- **Dataset content**
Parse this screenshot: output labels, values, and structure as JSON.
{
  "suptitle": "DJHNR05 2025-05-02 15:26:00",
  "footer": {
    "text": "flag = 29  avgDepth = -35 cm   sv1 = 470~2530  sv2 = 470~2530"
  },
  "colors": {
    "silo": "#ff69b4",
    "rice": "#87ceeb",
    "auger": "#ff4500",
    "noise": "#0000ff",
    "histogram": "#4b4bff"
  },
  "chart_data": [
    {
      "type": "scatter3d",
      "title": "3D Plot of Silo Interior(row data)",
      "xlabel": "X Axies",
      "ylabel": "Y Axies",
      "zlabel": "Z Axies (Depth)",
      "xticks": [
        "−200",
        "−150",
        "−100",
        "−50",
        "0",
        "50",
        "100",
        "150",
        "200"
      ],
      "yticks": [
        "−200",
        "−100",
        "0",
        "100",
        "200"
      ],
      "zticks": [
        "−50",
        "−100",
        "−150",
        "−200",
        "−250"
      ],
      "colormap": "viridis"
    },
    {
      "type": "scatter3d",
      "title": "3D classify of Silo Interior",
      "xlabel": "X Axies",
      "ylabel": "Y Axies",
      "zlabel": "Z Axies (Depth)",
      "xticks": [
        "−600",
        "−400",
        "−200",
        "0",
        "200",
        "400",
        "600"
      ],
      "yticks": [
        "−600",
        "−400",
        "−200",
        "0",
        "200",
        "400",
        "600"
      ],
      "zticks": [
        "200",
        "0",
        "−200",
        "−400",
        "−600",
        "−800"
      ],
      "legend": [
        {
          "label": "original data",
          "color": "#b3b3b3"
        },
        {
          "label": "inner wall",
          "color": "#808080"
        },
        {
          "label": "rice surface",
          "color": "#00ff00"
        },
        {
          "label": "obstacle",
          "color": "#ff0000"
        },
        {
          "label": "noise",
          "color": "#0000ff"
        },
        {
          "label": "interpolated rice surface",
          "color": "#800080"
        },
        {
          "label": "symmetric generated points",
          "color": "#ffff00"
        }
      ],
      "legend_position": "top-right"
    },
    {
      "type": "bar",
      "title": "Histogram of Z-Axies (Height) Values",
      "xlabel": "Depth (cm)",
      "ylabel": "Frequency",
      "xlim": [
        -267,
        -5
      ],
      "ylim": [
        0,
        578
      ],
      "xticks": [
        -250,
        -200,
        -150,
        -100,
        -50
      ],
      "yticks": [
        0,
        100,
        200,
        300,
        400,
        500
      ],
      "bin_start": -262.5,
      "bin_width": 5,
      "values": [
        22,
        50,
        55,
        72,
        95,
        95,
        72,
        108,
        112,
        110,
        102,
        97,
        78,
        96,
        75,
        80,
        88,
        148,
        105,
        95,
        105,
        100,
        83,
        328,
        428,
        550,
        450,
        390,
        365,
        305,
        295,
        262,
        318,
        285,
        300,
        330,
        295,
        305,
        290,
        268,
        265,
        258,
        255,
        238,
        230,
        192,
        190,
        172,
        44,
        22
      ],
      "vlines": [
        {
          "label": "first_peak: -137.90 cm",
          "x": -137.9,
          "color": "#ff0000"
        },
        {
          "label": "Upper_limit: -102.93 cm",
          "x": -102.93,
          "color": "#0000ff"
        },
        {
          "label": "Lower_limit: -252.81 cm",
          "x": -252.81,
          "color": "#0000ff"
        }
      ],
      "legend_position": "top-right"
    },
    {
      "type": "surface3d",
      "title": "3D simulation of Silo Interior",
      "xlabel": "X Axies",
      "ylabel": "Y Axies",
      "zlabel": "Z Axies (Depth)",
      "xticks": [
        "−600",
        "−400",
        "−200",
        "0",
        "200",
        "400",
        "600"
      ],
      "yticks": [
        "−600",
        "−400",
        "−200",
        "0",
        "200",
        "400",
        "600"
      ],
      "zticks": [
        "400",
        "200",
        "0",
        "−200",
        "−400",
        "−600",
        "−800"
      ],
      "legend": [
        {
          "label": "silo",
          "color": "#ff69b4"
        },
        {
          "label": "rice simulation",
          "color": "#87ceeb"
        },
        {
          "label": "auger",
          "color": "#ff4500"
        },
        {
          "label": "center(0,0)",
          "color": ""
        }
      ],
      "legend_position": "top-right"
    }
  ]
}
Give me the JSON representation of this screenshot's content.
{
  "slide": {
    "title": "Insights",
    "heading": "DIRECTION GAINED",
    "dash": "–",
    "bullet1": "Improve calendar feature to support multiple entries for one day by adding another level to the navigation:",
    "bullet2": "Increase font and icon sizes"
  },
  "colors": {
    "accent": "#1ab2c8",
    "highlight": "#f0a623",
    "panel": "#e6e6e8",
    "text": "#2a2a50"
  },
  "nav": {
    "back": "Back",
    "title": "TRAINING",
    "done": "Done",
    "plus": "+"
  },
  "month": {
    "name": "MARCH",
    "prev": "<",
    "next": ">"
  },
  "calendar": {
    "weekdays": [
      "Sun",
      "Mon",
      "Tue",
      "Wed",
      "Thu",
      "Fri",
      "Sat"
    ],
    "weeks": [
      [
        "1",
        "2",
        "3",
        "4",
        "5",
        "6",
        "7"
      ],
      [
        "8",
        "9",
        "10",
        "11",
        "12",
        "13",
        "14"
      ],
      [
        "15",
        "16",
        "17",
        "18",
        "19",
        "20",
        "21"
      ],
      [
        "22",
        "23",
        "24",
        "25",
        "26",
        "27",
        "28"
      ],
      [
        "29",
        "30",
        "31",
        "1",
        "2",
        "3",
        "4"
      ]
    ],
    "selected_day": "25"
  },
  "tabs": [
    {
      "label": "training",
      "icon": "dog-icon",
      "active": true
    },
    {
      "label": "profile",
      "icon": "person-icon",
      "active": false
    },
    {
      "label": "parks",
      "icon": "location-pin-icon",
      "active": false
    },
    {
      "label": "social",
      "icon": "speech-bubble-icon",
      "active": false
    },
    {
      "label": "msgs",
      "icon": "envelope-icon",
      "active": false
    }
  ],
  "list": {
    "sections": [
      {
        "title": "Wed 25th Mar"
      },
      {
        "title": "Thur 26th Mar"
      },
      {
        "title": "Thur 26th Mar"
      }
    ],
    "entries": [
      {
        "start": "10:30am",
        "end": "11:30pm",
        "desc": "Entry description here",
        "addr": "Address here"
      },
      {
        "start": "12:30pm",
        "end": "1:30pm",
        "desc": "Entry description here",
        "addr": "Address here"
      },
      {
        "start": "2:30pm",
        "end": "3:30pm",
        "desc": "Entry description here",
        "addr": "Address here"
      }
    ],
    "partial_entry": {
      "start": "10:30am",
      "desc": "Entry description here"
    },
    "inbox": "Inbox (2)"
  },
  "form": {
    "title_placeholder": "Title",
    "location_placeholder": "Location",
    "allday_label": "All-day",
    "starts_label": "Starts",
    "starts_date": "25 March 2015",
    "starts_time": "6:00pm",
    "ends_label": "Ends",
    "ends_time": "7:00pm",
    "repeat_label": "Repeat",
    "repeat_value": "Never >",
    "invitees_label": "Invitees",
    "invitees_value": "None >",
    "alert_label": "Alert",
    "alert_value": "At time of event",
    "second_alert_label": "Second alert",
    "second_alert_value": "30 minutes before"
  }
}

- **Problem statement**
Give the entries once more, exactly as they appear.

- **Exercise output**
Parse this screenshot: output labels, values, and structure as JSON.
{
  "suptitle": "DJHNR05 2025-05-02 15:26:00",
  "footer": {
    "text": "flag = 29  avgDepth = -35 cm   sv1 = 470~2530  sv2 = 470~2530"
  },
  "colors": {
    "silo": "#ff69b4",
    "rice": "#87ceeb",
    "auger": "#ff4500",
    "noise": "#0000ff",
    "histogram": "#4b4bff"
  },
  "chart_data": [
    {
      "type": "scatter3d",
      "title": "3D Plot of Silo Interior(row data)",
      "xlabel": "X Axies",
      "ylabel": "Y Axies",
      "zlabel": "Z Axies (Depth)",
      "xticks": [
        "−200",
        "−150",
        "−100",
        "−50",
        "0",
        "50",
        "100",
        "150",
        "200"
      ],
      "yticks": [
        "−200",
        "−100",
        "0",
        "100",
        "200"
      ],
      "zticks": [
        "−50",
        "−100",
        "−150",
        "−200",
        "−250"
      ],
      "colormap": "viridis"
    },
    {
      "type": "scatter3d",
      "title": "3D classify of Silo Interior",
      "xlabel": "X Axies",
      "ylabel": "Y Axies",
      "zlabel": "Z Axies (Depth)",
      "xticks": [
        "−600",
        "−400",
        "−200",
        "0",
        "200",
        "400",
        "600"
      ],
      "yticks": [
        "−600",
        "−400",
        "−200",
        "0",
        "200",
        "400",
        "600"
      ],
      "zticks": [
        "200",
        "0",
        "−200",
        "−400",
        "−600",
        "−800"
      ],
      "legend": [
        {
          "label": "original data",
          "color": "#b3b3b3"
        },
        {
          "label": "inner wall",
          "color": "#808080"
        },
        {
          "label": "rice surface",
          "color": "#00ff00"
        },
        {
          "label": "obstacle",
          "color": "#ff0000"
        },
        {
          "label": "noise",
          "color": "#0000ff"
        },
        {
          "label": "interpolated rice surface",
          "color": "#800080"
        },
        {
          "label": "symmetric generated points",
          "color": "#ffff00"
        }
      ],
      "legend_position": "top-right"
    },
    {
      "type": "bar",
      "title": "Histogram of Z-Axies (Height) Values",
      "xlabel": "Depth (cm)",
      "ylabel": "Frequency",
      "xlim": [
        -267,
        -5
      ],
      "ylim": [
        0,
        578
      ],
      "xticks": [
        -250,
        -200,
        -150,
        -100,
        -50
      ],
      "yticks": [
        0,
        100,
        200,
        300,
        400,
        500
      ],
      "bin_start": -262.5,
      "bin_width": 5,
      "values": [
        22,
        50,
        55,
        72,
        95,
        95,
        72,
        108,
        112,
        110,
        102,
        97,
        78,
        96,
        75,
        80,
        88,
        148,
        105,
        95,
        105,
        100,
        83,
        328,
        428,
        550,
        450,
        390,
        365,
        305,
        295,
        262,
        318,
        285,
        300,
        330,
        295,
        305,
        290,
        268,
        265,
        258,
        255,
        238,
        230,
        192,
        190,
        172,
        44,
        22
      ],
      "vlines": [
        {
          "label": "first_peak: -137.90 cm",
          "x": -137.9,
          "color": "#ff0000"
        },
        {
          "label": "Upper_limit: -102.93 cm",
          "x": -102.93,
          "color": "#0000ff"
        },
        {
          "label": "Lower_limit: -252.81 cm",
          "x": -252.81,
          "color": "#0000ff"
        }
      ],
      "legend_position": "top-right"
    },
    {
      "type": "surface3d",
      "title": "3D simulation of Silo Interior",
      "xlabel": "X Axies",
      "ylabel": "Y Axies",
      "zlabel": "Z Axies (Depth)",
      "xticks": [
        "−600",
        "−400",
        "−200",
        "0",
        "200",
        "400",
        "600"
      ],
      "yticks": [
        "−600",
        "−400",
        "−200",
        "0",
        "200",
        "400",
        "600"
      ],
      "zticks": [
        "400",
        "200",
        "0",
        "−200",
        "−400",
        "−600",
        "−800"
      ],
      "legend": [
        {
          "label": "silo",
          "color": "#ff69b4"
        },
        {
          "label": "rice simulation",
          "color": "#87ceeb"
        },
        {
          "label": "auger",
          "color": "#ff4500"
        },
        {
          "label": "center(0,0)",
          "color": ""
        }
      ],
      "legend_position": "top-right"
    }
  ]
}
Give me the JSON representation of this screenshot's content.
{
  "slide": {
    "title": "Insights",
    "heading": "DIRECTION GAINED",
    "dash": "–",
    "bullet1": "Improve calendar feature to support multiple entries for one day by adding another level to the navigation:",
    "bullet2": "Increase font and icon sizes"
  },
  "colors": {
    "accent": "#1ab2c8",
    "highlight": "#f0a623",
    "panel": "#e6e6e8",
    "text": "#2a2a50"
  },
  "nav": {
    "back": "Back",
    "title": "TRAINING",
    "done": "Done",
    "plus": "+"
  },
  "month": {
    "name": "MARCH",
    "prev": "<",
    "next": ">"
  },
  "calendar": {
    "weekdays": [
      "Sun",
      "Mon",
      "Tue",
      "Wed",
      "Thu",
      "Fri",
      "Sat"
    ],
    "weeks": [
      [
        "1",
        "2",
        "3",
        "4",
        "5",
        "6",
        "7"
      ],
      [
        "8",
        "9",
        "10",
        "11",
        "12",
        "13",
        "14"
      ],
      [
        "15",
        "16",
        "17",
        "18",
        "19",
        "20",
        "21"
      ],
      [
        "22",
        "23",
        "24",
        "25",
        "26",
        "27",
        "28"
      ],
      [
        "29",
        "30",
        "31",
        "1",
        "2",
        "3",
        "4"
      ]
    ],
    "selected_day": "25"
  },
  "tabs": [
    {
      "label": "training",
      "icon": "dog-icon",
      "active": true
    },
    {
      "label": "profile",
      "icon": "person-icon",
      "active": false
    },
    {
      "label": "parks",
      "icon": "location-pin-icon",
      "active": false
    },
    {
      "label": "social",
      "icon": "speech-bubble-icon",
      "active": false
    },
    {
      "label": "msgs",
      "icon": "envelope-icon",
      "active": false
    }
  ],
  "list": {
    "sections": [
      {
        "title": "Wed 25th Mar"
      },
      {
        "title": "Thur 26th Mar"
      },
      {
        "title": "Thur 26th Mar"
      }
    ],
    "entries": [
      {
        "start": "10:30am",
        "end": "11:30pm",
        "desc": "Entry description here",
        "addr": "Address here"
      },
      {
        "start": "12:30pm",
        "end": "1:30pm",
        "desc": "Entry description here",
        "addr": "Address here"
      },
      {
        "start": "2:30pm",
        "end": "3:30pm",
        "desc": "Entry description here",
        "addr": "Address here"
      }
    ],
    "partial_entry": {
      "start": "10:30am",
      "desc": "Entry description here"
    },
    "inbox": "Inbox (2)"
  },
  "form": {
    "title_placeholder": "Title",
    "location_placeholder": "Location",
    "allday_label": "All-day",
    "starts_label": "Starts",
    "starts_date": "25 March 2015",
    "starts_time": "6:00pm",
    "ends_label": "Ends",
    "ends_time": "7:00pm",
    "repeat_label": "Repeat",
    "repeat_value": "Never >",
    "invitees_label": "Invitees",
    "invitees_value": "None >",
    "alert_label": "Alert",
    "alert_value": "At time of event",
    "second_alert_label": "Second alert",
    "second_alert_value": "30 minutes before"
  }
}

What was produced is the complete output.